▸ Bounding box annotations
__________________________________________________

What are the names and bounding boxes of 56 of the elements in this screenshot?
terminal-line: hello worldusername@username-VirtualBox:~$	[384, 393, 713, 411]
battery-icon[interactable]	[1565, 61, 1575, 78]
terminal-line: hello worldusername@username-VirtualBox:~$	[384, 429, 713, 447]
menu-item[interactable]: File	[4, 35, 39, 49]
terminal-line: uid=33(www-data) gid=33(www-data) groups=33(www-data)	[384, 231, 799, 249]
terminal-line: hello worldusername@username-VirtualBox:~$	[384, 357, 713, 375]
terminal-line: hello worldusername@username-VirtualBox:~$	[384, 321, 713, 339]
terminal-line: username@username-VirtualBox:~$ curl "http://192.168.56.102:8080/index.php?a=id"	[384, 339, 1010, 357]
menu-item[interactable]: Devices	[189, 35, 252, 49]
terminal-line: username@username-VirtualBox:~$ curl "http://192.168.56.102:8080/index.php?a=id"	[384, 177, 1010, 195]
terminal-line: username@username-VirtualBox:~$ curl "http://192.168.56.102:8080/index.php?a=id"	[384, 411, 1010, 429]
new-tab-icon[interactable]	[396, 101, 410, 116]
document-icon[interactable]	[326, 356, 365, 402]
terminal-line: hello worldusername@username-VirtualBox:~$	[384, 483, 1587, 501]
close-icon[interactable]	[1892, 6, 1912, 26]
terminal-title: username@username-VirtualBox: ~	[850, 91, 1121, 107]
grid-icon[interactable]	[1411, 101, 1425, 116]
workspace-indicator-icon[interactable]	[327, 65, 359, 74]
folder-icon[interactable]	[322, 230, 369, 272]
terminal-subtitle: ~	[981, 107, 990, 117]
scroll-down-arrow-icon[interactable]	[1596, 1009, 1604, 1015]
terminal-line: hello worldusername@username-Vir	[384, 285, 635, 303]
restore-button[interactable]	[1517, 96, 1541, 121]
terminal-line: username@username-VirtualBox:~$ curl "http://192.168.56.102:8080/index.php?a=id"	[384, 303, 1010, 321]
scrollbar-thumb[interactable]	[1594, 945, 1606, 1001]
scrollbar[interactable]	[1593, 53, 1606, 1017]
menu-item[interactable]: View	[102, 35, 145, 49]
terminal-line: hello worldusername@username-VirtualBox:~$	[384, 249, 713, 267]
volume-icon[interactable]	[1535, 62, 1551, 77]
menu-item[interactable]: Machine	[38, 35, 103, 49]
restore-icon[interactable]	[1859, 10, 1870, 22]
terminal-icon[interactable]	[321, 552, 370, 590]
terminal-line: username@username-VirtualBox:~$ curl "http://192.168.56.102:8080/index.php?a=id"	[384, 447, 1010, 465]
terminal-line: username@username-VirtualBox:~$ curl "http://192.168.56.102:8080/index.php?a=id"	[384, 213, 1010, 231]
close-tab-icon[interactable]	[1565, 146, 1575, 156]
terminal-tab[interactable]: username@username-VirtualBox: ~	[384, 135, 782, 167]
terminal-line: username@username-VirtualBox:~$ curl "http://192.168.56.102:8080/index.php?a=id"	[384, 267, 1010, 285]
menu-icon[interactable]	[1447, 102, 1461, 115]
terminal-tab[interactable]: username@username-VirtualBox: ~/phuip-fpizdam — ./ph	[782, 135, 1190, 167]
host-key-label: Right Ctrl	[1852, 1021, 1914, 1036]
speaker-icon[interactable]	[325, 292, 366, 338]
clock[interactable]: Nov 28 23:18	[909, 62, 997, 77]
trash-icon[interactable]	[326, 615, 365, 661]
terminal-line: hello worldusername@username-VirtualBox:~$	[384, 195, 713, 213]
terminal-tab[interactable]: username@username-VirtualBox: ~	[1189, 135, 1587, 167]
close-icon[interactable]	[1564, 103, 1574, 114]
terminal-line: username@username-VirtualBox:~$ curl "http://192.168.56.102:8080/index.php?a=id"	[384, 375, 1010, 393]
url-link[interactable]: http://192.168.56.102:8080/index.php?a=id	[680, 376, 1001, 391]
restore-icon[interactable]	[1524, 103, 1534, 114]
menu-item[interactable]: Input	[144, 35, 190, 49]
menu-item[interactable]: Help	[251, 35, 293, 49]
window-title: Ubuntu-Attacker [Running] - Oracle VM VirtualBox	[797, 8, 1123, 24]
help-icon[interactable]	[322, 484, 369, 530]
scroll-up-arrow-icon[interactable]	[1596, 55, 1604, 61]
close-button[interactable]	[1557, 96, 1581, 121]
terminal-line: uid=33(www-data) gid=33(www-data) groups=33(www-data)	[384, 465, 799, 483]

__________________________________________________

▸ WRITTEN TASK
Copy every item above verbatim, leaving each line unchanged.

▸ RESULT
What are the names and bounding boxes of 56 of the elements in this screenshot?
terminal-line: hello worldusername@username-VirtualBox:~$	[384, 393, 713, 411]
battery-icon[interactable]	[1565, 61, 1575, 78]
terminal-line: hello worldusername@username-VirtualBox:~$	[384, 429, 713, 447]
menu-item[interactable]: File	[4, 35, 39, 49]
terminal-line: uid=33(www-data) gid=33(www-data) groups=33(www-data)	[384, 231, 799, 249]
terminal-line: hello worldusername@username-VirtualBox:~$	[384, 357, 713, 375]
terminal-line: hello worldusername@username-VirtualBox:~$	[384, 321, 713, 339]
terminal-line: username@username-VirtualBox:~$ curl "http://192.168.56.102:8080/index.php?a=id"	[384, 339, 1010, 357]
menu-item[interactable]: Devices	[189, 35, 252, 49]
terminal-line: username@username-VirtualBox:~$ curl "http://192.168.56.102:8080/index.php?a=id"	[384, 177, 1010, 195]
terminal-line: username@username-VirtualBox:~$ curl "http://192.168.56.102:8080/index.php?a=id"	[384, 411, 1010, 429]
new-tab-icon[interactable]	[396, 101, 410, 116]
document-icon[interactable]	[326, 356, 365, 402]
terminal-line: hello worldusername@username-VirtualBox:~$	[384, 483, 1587, 501]
close-icon[interactable]	[1892, 6, 1912, 26]
terminal-title: username@username-VirtualBox: ~	[850, 91, 1121, 107]
grid-icon[interactable]	[1411, 101, 1425, 116]
workspace-indicator-icon[interactable]	[327, 65, 359, 74]
folder-icon[interactable]	[322, 230, 369, 272]
terminal-subtitle: ~	[981, 107, 990, 117]
scroll-down-arrow-icon[interactable]	[1596, 1009, 1604, 1015]
terminal-line: hello worldusername@username-Vir	[384, 285, 635, 303]
restore-button[interactable]	[1517, 96, 1541, 121]
terminal-line: username@username-VirtualBox:~$ curl "http://192.168.56.102:8080/index.php?a=id"	[384, 303, 1010, 321]
scrollbar-thumb[interactable]	[1594, 945, 1606, 1001]
scrollbar[interactable]	[1593, 53, 1606, 1017]
menu-item[interactable]: View	[102, 35, 145, 49]
terminal-line: hello worldusername@username-VirtualBox:~$	[384, 249, 713, 267]
volume-icon[interactable]	[1535, 62, 1551, 77]
menu-item[interactable]: Machine	[38, 35, 103, 49]
restore-icon[interactable]	[1859, 10, 1870, 22]
terminal-icon[interactable]	[321, 552, 370, 590]
terminal-line: username@username-VirtualBox:~$ curl "http://192.168.56.102:8080/index.php?a=id"	[384, 447, 1010, 465]
terminal-line: username@username-VirtualBox:~$ curl "http://192.168.56.102:8080/index.php?a=id"	[384, 213, 1010, 231]
close-tab-icon[interactable]	[1565, 146, 1575, 156]
terminal-tab[interactable]: username@username-VirtualBox: ~	[384, 135, 782, 167]
terminal-line: username@username-VirtualBox:~$ curl "http://192.168.56.102:8080/index.php?a=id"	[384, 267, 1010, 285]
menu-icon[interactable]	[1447, 102, 1461, 115]
terminal-tab[interactable]: username@username-VirtualBox: ~/phuip-fpizdam — ./ph	[782, 135, 1190, 167]
host-key-label: Right Ctrl	[1852, 1021, 1914, 1036]
speaker-icon[interactable]	[325, 292, 366, 338]
clock[interactable]: Nov 28 23:18	[909, 62, 997, 77]
trash-icon[interactable]	[326, 615, 365, 661]
terminal-line: hello worldusername@username-VirtualBox:~$	[384, 195, 713, 213]
terminal-tab[interactable]: username@username-VirtualBox: ~	[1189, 135, 1587, 167]
close-icon[interactable]	[1564, 103, 1574, 114]
terminal-line: username@username-VirtualBox:~$ curl "http://192.168.56.102:8080/index.php?a=id"	[384, 375, 1010, 393]
url-link[interactable]: http://192.168.56.102:8080/index.php?a=id	[680, 376, 1001, 391]
restore-icon[interactable]	[1524, 103, 1534, 114]
menu-item[interactable]: Input	[144, 35, 190, 49]
menu-item[interactable]: Help	[251, 35, 293, 49]
window-title: Ubuntu-Attacker [Running] - Oracle VM VirtualBox	[797, 8, 1123, 24]
help-icon[interactable]	[322, 484, 369, 530]
scroll-up-arrow-icon[interactable]	[1596, 55, 1604, 61]
close-button[interactable]	[1557, 96, 1581, 121]
terminal-line: uid=33(www-data) gid=33(www-data) groups=33(www-data)	[384, 465, 799, 483]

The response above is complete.